===== Extracted records =====

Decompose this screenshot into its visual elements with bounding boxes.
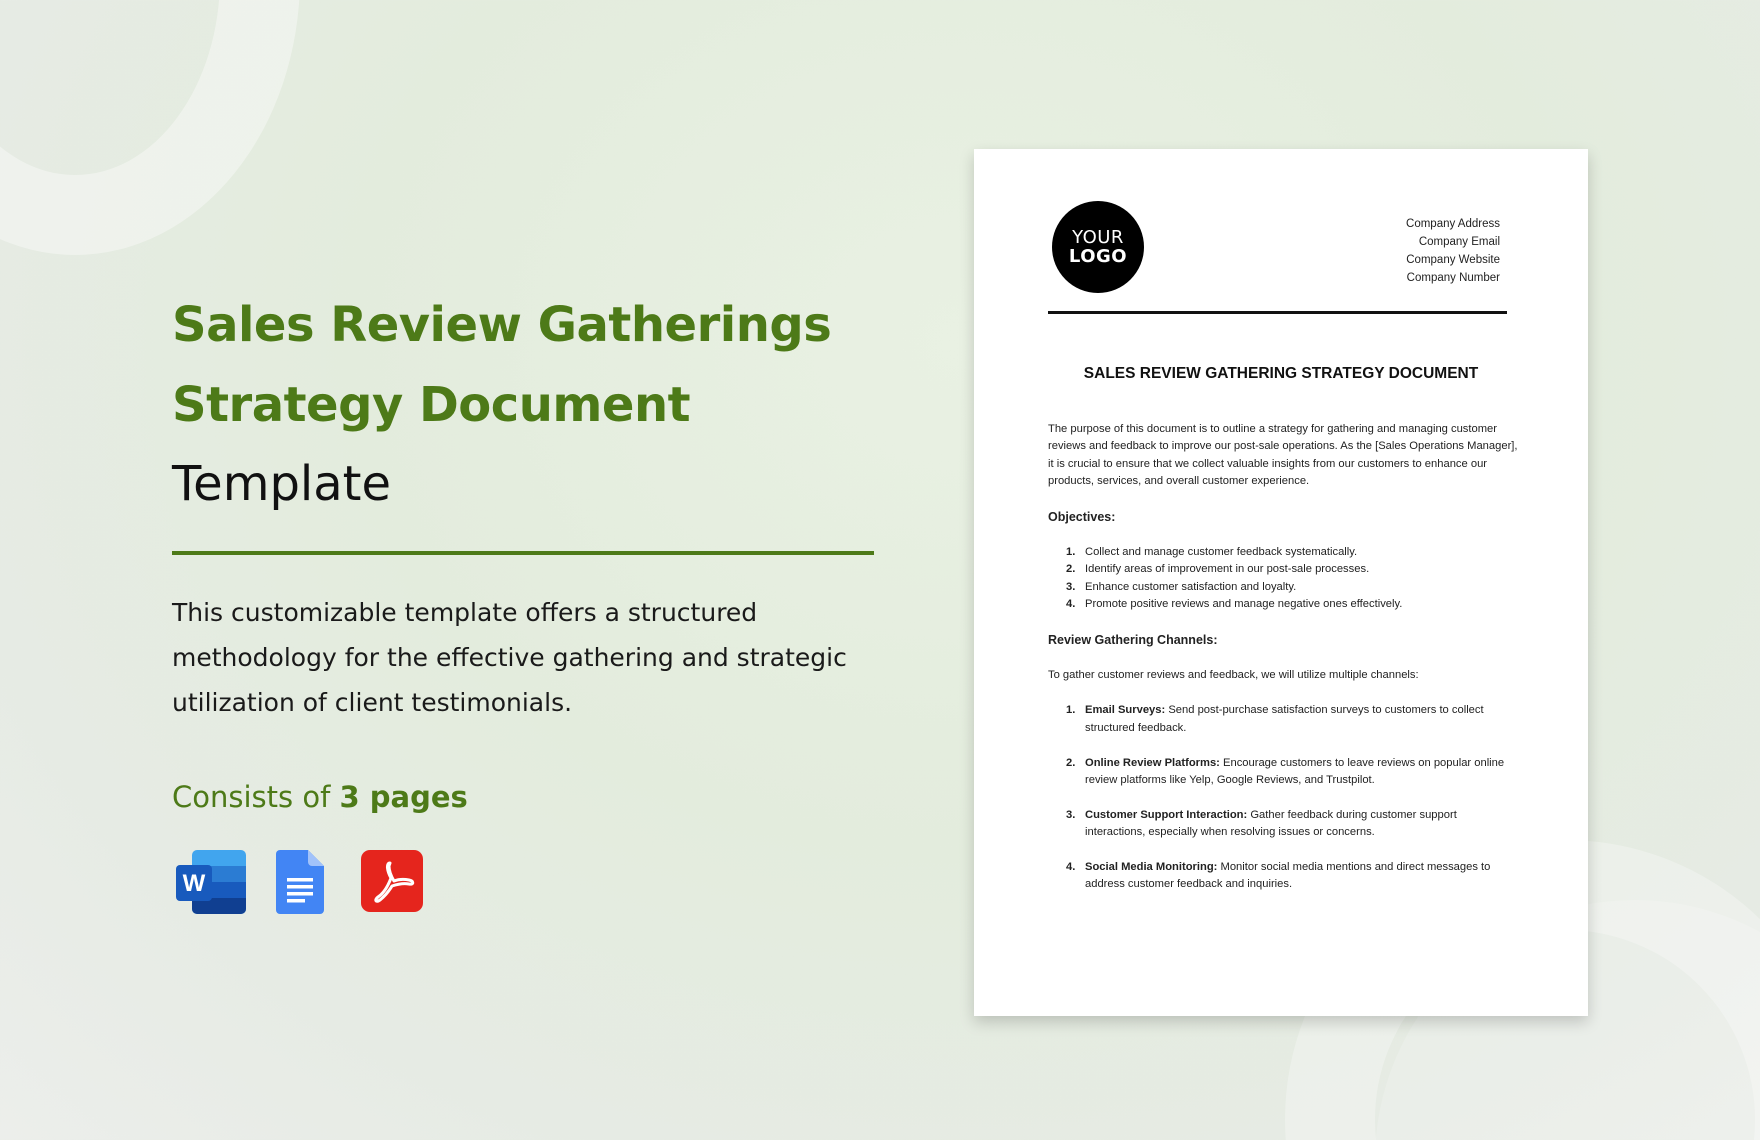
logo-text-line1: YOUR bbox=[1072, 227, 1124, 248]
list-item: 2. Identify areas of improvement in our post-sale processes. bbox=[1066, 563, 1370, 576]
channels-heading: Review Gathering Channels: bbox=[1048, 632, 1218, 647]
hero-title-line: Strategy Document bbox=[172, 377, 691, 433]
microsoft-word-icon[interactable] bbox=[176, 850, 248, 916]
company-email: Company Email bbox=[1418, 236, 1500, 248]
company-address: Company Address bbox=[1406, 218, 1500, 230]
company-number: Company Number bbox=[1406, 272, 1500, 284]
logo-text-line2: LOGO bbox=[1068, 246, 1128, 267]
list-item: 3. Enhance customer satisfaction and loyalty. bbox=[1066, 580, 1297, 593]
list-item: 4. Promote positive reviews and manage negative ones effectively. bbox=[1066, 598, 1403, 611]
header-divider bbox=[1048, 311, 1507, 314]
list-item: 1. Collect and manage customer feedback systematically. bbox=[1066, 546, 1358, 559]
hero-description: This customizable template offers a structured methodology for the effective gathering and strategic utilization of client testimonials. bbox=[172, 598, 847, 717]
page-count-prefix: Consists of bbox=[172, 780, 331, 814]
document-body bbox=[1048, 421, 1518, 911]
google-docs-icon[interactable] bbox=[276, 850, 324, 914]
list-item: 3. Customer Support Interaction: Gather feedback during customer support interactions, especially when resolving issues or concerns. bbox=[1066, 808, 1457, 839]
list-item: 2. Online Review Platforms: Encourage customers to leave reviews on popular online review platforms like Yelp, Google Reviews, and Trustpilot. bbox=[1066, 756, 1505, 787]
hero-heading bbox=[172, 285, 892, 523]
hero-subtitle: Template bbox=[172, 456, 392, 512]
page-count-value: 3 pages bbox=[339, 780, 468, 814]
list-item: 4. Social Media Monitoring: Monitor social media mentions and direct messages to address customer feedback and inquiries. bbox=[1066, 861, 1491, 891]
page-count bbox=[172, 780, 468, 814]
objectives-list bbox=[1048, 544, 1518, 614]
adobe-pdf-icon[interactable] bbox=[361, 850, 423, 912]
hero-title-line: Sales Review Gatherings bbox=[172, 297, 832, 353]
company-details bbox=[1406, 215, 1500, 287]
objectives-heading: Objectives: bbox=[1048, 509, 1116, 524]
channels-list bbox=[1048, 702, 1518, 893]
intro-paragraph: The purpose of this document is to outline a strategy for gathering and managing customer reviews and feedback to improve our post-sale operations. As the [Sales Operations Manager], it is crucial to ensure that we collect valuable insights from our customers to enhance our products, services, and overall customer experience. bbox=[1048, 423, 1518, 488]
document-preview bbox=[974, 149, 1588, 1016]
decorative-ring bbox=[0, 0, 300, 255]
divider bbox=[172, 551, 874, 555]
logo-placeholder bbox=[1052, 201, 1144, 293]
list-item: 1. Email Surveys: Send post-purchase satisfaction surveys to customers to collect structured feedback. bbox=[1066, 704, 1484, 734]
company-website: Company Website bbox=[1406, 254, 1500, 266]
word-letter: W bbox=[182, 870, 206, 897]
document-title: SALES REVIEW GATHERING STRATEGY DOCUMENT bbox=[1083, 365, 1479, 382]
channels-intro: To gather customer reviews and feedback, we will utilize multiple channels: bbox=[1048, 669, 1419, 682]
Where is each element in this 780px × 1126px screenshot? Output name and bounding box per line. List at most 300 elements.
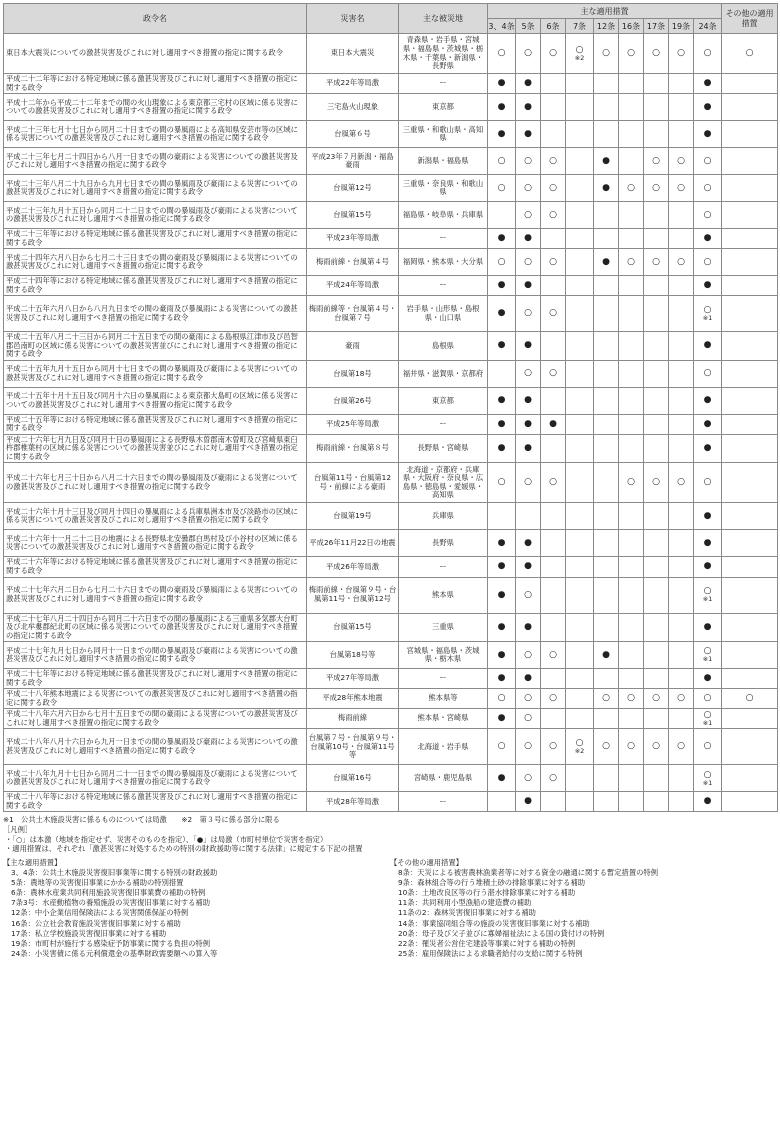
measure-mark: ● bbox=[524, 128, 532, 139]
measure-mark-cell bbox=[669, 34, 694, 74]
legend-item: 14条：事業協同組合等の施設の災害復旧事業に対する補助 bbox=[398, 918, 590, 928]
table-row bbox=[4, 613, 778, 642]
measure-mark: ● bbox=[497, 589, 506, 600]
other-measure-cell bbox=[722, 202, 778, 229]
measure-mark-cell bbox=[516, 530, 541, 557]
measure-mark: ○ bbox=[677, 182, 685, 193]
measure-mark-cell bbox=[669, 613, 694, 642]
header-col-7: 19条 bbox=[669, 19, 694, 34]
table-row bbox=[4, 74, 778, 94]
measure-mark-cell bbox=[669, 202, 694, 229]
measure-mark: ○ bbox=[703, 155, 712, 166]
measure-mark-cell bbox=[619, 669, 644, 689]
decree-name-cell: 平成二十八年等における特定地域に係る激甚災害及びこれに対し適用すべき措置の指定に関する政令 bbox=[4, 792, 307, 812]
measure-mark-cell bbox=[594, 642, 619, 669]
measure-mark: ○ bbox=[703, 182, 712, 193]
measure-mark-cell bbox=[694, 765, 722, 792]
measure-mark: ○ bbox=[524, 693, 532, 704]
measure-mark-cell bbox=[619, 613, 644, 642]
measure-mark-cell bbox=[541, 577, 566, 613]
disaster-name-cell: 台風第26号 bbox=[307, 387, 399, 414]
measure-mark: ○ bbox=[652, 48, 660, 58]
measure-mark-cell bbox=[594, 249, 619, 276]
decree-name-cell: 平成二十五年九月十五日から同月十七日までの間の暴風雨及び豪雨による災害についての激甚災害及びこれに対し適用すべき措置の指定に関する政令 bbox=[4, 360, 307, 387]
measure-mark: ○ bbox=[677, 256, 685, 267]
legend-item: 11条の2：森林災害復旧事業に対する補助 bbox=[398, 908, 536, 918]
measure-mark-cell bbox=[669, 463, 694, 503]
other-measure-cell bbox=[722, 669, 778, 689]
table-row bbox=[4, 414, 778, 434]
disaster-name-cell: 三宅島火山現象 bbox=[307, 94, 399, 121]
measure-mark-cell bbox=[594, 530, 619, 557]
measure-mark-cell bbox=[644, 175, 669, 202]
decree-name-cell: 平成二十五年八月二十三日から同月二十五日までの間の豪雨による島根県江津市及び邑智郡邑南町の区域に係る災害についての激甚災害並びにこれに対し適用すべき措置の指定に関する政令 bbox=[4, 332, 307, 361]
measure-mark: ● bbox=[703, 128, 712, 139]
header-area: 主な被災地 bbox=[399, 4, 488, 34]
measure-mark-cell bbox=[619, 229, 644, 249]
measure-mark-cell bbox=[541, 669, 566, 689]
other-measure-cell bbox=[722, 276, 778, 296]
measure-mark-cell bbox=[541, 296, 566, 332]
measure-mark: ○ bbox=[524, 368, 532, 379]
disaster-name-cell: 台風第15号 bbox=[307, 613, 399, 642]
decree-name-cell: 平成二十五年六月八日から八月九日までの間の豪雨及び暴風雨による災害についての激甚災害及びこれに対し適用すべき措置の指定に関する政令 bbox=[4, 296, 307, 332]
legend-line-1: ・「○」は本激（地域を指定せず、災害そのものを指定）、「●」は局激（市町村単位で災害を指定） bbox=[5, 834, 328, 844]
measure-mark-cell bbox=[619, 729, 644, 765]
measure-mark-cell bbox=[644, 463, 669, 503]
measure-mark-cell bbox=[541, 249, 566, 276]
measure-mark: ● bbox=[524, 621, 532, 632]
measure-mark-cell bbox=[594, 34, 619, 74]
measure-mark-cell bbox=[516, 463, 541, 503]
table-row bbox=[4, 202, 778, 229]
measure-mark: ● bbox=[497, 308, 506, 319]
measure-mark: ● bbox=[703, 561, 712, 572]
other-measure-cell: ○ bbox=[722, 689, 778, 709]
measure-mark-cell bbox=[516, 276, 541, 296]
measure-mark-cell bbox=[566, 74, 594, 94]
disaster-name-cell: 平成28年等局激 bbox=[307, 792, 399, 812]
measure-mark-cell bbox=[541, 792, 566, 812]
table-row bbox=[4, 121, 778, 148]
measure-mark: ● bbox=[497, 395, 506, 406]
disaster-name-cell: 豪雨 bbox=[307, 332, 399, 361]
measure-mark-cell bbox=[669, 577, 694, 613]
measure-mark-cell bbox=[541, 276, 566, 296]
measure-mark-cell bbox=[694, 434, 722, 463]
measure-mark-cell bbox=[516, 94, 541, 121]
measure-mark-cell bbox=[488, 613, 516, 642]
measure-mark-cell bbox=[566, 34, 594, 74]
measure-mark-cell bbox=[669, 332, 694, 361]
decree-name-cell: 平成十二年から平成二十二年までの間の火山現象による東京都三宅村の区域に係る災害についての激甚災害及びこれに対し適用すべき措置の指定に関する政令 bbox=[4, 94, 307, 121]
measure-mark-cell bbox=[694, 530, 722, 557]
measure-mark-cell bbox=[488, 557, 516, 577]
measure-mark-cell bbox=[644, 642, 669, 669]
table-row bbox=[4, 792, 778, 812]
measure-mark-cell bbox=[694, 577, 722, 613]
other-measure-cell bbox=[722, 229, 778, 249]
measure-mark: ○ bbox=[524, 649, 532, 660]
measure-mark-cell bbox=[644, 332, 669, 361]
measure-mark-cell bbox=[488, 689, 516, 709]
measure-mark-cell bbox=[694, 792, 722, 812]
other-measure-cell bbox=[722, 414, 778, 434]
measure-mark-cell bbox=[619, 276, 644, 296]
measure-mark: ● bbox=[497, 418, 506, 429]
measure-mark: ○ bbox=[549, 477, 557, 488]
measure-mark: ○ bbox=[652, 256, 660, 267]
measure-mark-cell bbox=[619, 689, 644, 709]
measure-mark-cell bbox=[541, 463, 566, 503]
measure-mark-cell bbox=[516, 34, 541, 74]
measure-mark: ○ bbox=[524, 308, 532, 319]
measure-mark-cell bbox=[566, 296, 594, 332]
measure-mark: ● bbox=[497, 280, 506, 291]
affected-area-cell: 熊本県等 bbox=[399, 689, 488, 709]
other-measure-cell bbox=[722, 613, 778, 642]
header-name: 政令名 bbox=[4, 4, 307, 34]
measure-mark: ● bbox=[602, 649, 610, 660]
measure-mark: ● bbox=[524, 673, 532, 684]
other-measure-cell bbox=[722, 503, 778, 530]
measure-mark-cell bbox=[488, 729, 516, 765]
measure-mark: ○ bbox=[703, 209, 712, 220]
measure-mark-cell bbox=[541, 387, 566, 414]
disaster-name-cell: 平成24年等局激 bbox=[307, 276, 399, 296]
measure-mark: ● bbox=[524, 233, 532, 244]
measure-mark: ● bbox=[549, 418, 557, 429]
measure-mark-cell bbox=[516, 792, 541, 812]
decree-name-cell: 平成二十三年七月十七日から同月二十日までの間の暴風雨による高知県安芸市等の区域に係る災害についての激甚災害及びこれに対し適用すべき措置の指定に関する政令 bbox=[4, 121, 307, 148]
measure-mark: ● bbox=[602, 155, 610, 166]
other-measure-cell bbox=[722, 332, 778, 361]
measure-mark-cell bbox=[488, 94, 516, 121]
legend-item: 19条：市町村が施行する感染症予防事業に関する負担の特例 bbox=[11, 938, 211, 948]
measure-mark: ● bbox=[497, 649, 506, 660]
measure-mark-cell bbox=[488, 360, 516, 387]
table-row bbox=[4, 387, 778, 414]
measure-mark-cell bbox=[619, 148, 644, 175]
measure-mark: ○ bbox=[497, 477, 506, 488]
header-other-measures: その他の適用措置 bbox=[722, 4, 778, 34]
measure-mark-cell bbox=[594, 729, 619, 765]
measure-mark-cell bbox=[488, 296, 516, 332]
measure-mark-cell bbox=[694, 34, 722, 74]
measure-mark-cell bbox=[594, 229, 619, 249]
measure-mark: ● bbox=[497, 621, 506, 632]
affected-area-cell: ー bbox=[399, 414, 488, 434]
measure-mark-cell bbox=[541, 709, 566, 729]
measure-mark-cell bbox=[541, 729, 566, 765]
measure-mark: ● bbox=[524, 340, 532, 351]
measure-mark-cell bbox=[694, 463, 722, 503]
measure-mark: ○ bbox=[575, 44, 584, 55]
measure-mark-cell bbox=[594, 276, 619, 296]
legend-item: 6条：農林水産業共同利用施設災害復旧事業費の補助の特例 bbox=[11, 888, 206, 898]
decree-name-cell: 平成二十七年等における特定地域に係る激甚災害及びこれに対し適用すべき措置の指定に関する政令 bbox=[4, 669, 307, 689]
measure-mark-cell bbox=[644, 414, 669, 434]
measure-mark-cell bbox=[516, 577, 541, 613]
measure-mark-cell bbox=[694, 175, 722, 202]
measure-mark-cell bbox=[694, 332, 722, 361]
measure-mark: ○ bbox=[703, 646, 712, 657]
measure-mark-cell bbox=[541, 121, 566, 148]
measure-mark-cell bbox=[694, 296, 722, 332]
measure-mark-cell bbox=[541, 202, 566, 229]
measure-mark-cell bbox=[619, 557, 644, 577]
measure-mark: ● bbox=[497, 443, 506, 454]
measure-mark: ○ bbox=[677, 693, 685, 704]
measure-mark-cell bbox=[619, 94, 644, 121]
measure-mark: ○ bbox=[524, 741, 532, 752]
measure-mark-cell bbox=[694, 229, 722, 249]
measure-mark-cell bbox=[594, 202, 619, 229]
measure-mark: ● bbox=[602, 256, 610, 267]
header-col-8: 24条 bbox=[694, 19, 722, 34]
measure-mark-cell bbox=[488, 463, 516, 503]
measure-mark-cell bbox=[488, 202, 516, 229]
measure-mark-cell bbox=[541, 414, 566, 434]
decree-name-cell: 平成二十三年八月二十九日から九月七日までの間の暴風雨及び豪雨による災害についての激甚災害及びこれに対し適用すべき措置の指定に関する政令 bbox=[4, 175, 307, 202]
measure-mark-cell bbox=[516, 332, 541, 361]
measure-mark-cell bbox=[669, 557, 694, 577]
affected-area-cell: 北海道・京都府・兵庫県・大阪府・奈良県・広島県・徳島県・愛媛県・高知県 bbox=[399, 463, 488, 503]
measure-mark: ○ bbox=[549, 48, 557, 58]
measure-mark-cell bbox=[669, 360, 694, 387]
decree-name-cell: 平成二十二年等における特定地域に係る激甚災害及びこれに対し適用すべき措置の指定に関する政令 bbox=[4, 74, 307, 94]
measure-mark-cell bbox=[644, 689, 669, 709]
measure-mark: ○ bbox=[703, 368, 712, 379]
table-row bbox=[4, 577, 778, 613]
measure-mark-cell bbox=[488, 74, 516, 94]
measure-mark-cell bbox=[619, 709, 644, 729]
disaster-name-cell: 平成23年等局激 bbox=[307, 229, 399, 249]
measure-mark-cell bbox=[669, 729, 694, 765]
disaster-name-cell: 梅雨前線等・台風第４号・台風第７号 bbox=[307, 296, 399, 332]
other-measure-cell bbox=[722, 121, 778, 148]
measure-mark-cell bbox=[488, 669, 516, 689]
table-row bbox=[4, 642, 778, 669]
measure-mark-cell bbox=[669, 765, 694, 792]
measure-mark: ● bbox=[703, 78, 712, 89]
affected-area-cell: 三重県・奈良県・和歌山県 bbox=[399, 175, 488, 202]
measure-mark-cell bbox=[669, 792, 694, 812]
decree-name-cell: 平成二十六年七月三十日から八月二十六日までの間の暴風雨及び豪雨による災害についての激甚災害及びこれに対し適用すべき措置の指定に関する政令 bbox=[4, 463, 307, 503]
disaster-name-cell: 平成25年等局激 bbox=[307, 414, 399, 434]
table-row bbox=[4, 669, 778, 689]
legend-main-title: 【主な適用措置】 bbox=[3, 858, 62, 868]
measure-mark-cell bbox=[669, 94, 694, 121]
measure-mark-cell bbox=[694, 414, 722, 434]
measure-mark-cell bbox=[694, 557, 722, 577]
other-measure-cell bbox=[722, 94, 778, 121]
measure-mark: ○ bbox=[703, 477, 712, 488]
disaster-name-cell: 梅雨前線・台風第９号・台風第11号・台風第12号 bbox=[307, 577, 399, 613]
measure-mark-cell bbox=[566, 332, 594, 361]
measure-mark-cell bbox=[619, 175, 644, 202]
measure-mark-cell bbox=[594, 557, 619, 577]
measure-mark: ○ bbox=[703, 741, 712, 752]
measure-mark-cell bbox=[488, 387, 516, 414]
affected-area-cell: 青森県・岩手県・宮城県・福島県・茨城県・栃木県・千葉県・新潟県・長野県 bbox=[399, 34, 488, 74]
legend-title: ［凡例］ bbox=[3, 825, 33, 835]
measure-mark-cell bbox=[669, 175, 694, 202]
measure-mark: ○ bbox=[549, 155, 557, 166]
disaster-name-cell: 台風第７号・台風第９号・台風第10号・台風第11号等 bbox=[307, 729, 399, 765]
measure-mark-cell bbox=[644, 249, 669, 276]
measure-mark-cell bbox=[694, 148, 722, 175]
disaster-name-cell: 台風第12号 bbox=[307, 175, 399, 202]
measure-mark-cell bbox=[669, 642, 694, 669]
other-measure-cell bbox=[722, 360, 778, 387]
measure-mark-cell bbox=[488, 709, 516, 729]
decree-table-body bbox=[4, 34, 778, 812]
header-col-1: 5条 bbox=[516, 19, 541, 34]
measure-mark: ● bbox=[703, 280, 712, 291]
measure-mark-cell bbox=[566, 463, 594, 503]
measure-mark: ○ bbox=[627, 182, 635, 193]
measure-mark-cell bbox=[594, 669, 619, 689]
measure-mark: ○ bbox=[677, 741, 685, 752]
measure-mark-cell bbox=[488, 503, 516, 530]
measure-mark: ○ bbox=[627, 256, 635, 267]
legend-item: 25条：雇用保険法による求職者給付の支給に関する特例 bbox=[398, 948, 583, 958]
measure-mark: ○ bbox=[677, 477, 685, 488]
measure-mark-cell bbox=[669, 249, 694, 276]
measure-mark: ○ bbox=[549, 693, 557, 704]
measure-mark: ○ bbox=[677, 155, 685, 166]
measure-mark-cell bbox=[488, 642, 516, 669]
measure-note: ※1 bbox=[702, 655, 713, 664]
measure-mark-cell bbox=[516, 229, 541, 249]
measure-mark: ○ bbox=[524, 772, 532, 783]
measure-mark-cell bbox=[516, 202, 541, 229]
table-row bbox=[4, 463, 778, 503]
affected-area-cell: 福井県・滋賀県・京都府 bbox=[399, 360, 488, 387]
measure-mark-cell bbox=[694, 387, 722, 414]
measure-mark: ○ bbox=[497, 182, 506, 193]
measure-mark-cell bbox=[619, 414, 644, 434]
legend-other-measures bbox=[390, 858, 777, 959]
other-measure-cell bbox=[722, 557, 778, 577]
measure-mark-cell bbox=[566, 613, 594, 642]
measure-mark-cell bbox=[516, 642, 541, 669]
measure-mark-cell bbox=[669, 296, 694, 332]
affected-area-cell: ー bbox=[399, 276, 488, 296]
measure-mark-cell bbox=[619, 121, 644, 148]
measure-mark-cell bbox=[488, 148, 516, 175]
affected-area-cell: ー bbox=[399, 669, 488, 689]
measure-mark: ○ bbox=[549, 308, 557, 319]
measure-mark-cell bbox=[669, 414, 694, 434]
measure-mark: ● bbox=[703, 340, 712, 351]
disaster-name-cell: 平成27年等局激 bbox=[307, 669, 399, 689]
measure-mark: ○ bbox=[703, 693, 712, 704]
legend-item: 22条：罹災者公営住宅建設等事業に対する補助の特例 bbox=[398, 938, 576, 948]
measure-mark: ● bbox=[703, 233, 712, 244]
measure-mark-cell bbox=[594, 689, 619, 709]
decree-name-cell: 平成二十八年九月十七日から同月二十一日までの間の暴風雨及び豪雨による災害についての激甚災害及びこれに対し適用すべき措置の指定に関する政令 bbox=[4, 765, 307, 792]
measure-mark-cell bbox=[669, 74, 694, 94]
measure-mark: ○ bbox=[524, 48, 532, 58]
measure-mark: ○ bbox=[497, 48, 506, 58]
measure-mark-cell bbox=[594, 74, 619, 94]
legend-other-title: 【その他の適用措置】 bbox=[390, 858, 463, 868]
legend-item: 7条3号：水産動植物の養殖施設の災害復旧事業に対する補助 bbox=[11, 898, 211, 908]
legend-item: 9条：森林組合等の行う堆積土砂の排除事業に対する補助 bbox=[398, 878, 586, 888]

=====

(What you are asked to do) Could you reproduce the stretch of entries from the line containing "logo-text-line1: YOUR bbox=[1072, 227, 1124, 248]" through the line containing "page-count-value: 3 pages", changing "Strategy Document" to "Planning Guide" and leaving everything else as it is, with no other lines included?

(Exercise result)
logo-text-line1: YOUR bbox=[1072, 227, 1124, 248]
list-item: 2. Identify areas of improvement in our post-sale processes. bbox=[1066, 563, 1370, 576]
channels-heading: Review Gathering Channels: bbox=[1048, 632, 1218, 647]
hero-title-line: Planning Guide bbox=[172, 377, 691, 433]
microsoft-word-icon[interactable] bbox=[176, 850, 248, 916]
company-email: Company Email bbox=[1418, 236, 1500, 248]
company-address: Company Address bbox=[1406, 218, 1500, 230]
company-number: Company Number bbox=[1406, 272, 1500, 284]
logo-text-line2: LOGO bbox=[1068, 246, 1128, 267]
list-item: 3. Enhance customer satisfaction and loyalty. bbox=[1066, 580, 1297, 593]
list-item: 4. Promote positive reviews and manage negative ones effectively. bbox=[1066, 598, 1403, 611]
header-divider bbox=[1048, 311, 1507, 314]
list-item: 1. Collect and manage customer feedback systematically. bbox=[1066, 546, 1358, 559]
hero-description: This customizable template offers a structured methodology for the effective gathering and strategic utilization of client testimonials. bbox=[172, 598, 847, 717]
page-count-prefix: Consists of bbox=[172, 780, 331, 814]
document-body bbox=[1048, 421, 1518, 911]
google-docs-icon[interactable] bbox=[276, 850, 324, 914]
list-item: 3. Customer Support Interaction: Gather feedback during customer support interactions, especially when resolving issues or concerns. bbox=[1066, 808, 1457, 839]
list-item: 2. Online Review Platforms: Encourage customers to leave reviews on popular online review platforms like Yelp, Google Reviews, and Trustpilot. bbox=[1066, 756, 1505, 787]
hero-heading bbox=[172, 285, 892, 523]
hero-subtitle: Template bbox=[172, 456, 392, 512]
page-count-value: 3 pages bbox=[339, 780, 468, 814]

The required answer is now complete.